Instructions for the task: Report the count of lines where the string "value" appears, and nothing else.

[Start Material supplied]

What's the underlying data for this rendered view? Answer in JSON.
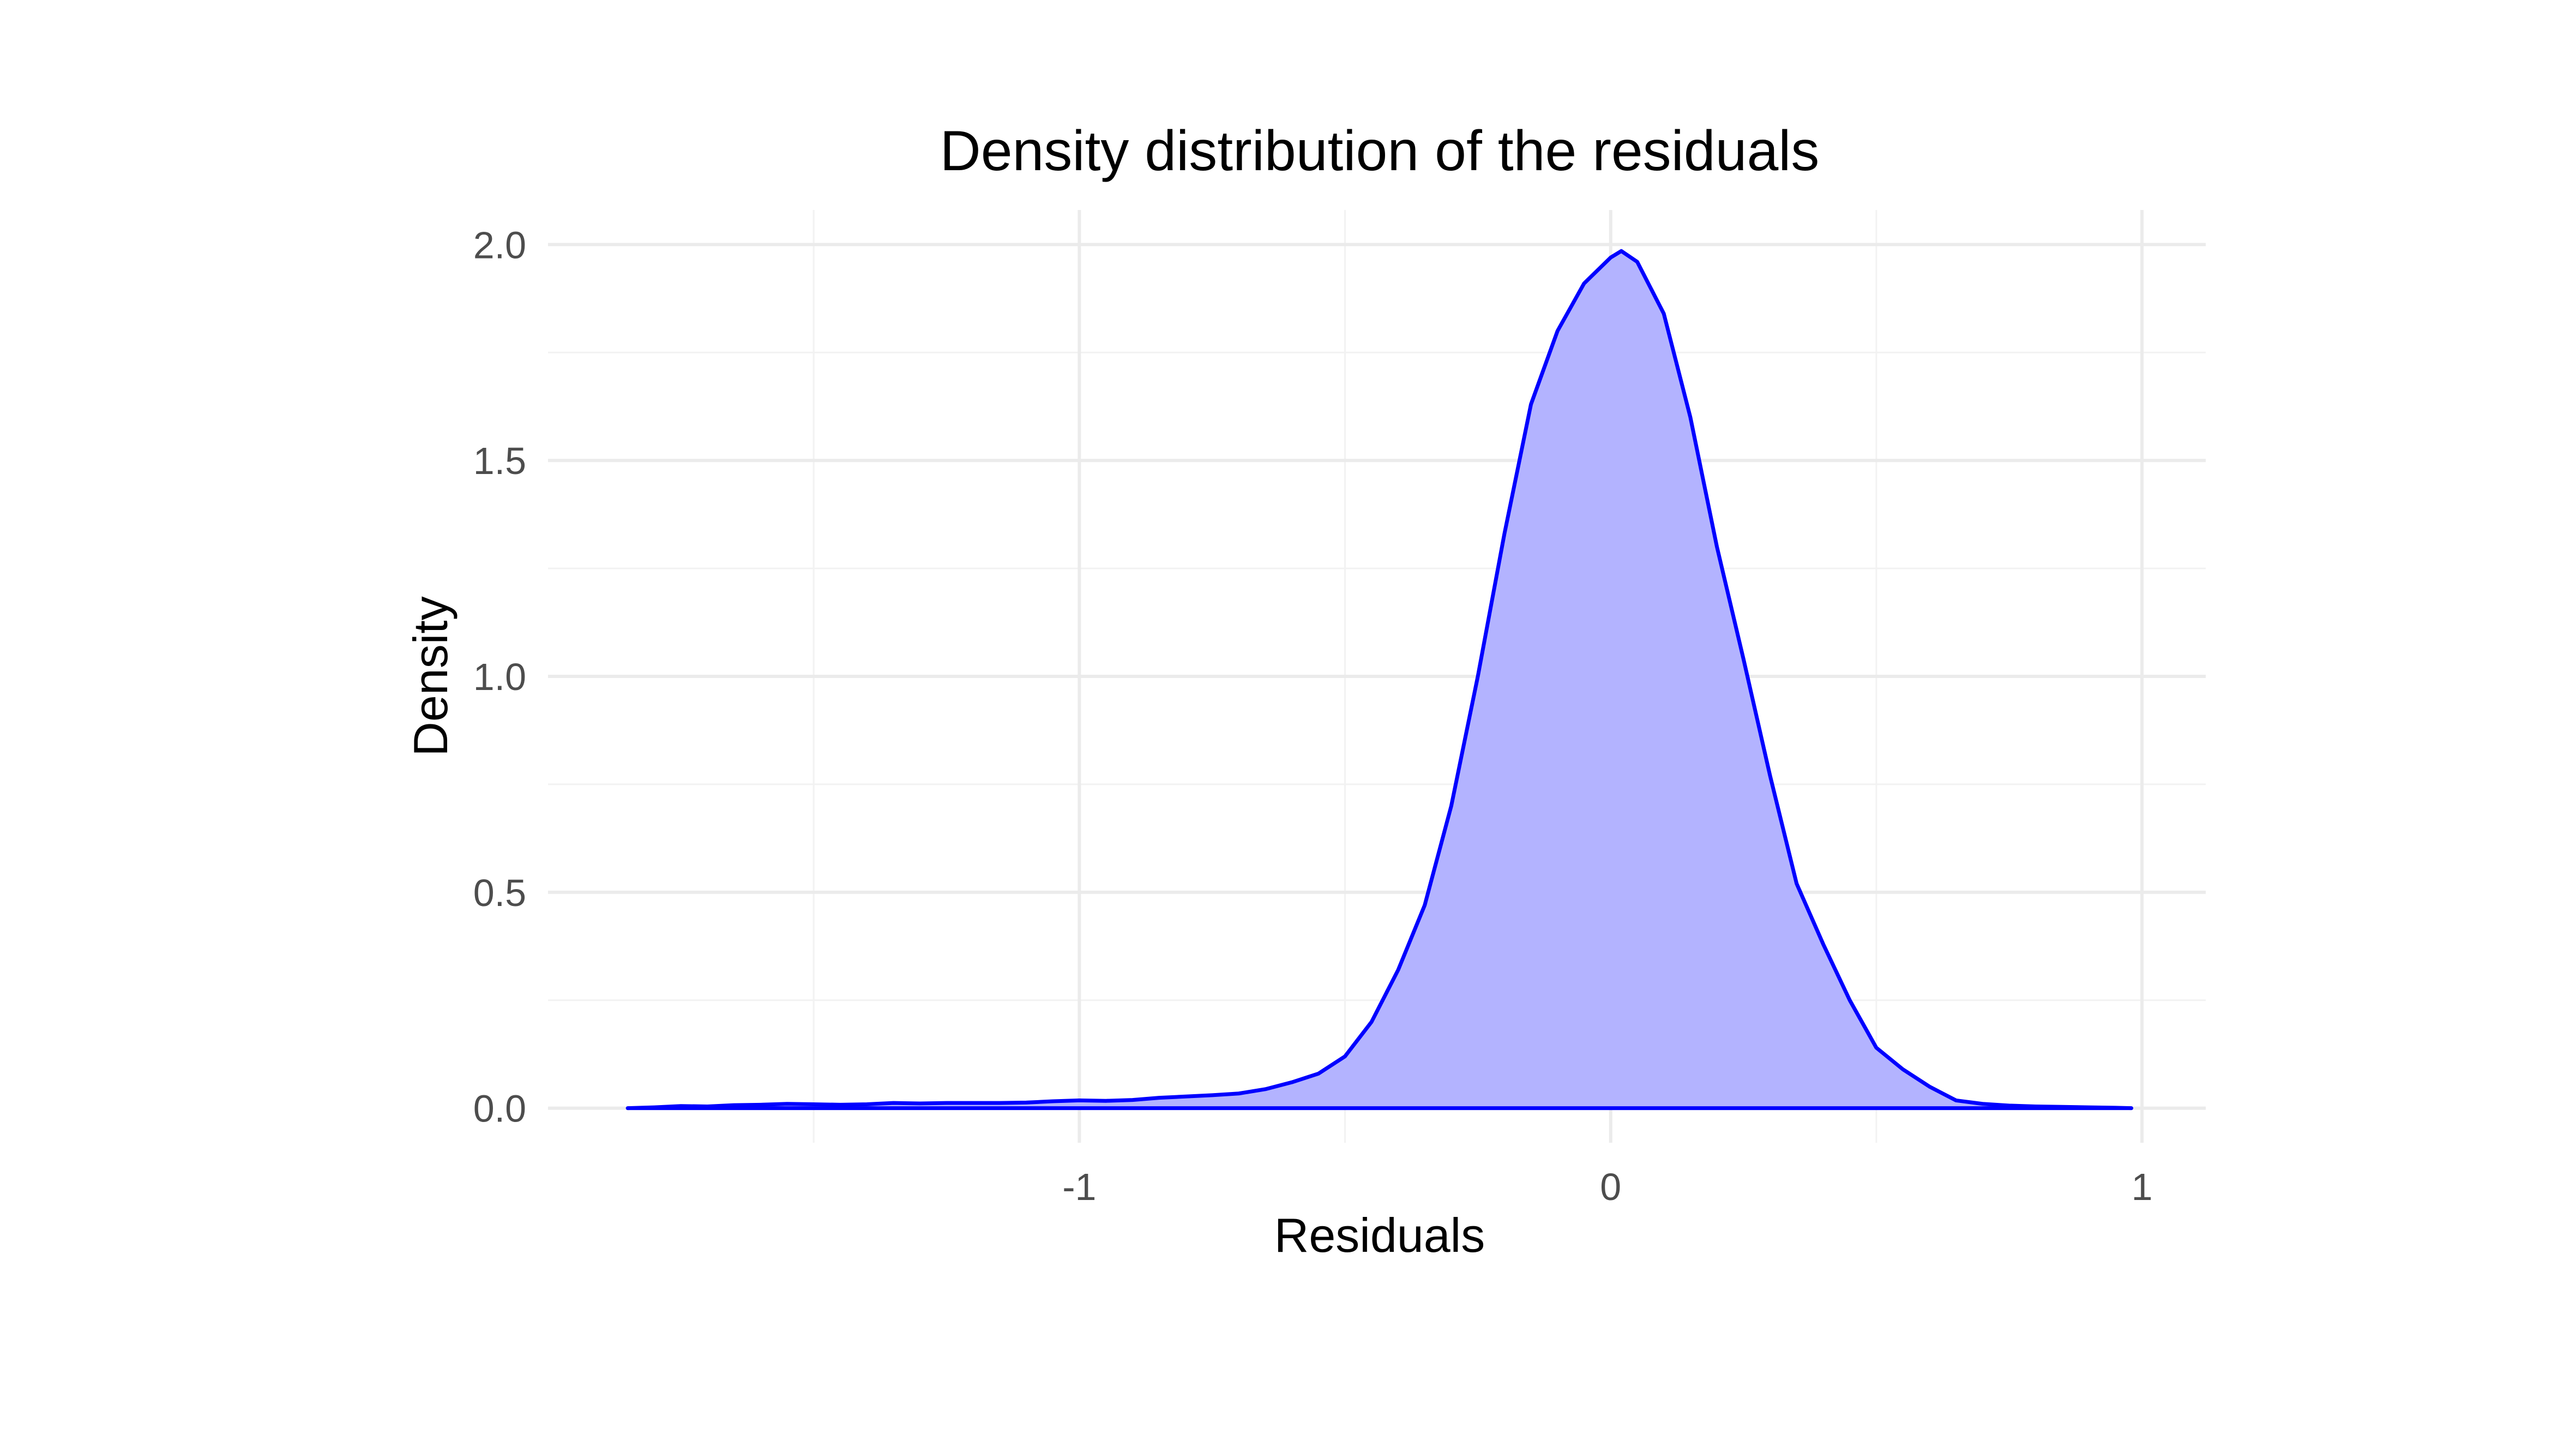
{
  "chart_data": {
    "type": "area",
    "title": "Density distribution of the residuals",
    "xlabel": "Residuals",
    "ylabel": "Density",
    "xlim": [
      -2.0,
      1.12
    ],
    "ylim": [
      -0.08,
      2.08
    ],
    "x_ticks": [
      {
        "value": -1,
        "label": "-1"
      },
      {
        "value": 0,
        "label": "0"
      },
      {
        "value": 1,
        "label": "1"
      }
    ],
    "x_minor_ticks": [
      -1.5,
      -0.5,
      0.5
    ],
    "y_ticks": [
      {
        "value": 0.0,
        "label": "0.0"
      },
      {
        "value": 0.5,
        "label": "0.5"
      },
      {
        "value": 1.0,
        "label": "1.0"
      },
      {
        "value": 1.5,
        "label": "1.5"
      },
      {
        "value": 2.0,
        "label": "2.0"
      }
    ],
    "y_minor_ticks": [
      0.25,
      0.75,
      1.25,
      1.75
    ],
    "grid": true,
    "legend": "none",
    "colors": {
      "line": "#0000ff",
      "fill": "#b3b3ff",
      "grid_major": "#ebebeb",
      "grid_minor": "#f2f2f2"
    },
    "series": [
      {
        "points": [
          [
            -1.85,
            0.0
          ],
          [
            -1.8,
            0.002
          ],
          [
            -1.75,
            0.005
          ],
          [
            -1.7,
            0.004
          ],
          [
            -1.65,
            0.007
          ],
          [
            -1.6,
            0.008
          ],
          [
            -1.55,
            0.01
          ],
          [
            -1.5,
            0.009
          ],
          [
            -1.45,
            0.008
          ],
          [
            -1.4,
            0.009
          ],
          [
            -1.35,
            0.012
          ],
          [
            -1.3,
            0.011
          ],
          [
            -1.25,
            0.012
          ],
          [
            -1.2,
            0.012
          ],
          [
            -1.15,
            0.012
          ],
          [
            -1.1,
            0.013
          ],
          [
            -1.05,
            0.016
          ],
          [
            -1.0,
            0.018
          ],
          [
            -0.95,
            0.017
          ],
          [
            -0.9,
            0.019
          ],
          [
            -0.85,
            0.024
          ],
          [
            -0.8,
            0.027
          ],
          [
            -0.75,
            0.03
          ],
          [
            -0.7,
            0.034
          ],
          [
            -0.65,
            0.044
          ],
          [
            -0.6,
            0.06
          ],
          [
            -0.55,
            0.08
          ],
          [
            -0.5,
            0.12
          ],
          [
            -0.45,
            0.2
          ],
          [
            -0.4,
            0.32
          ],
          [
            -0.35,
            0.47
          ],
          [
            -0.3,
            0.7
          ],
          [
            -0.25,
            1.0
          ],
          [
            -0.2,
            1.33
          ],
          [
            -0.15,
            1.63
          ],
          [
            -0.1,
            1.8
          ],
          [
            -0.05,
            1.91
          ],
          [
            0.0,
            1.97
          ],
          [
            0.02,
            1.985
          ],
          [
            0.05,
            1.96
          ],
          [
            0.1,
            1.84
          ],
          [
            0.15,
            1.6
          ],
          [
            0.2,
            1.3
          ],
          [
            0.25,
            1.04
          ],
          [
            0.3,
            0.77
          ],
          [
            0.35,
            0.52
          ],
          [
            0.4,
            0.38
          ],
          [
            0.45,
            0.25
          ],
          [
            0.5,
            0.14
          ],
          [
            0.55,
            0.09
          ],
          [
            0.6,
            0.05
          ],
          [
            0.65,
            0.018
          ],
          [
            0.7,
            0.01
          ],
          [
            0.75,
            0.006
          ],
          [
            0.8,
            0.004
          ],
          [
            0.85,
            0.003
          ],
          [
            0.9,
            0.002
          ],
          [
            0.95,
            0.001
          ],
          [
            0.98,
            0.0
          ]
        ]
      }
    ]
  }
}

[End Material supplied]

Final result: 8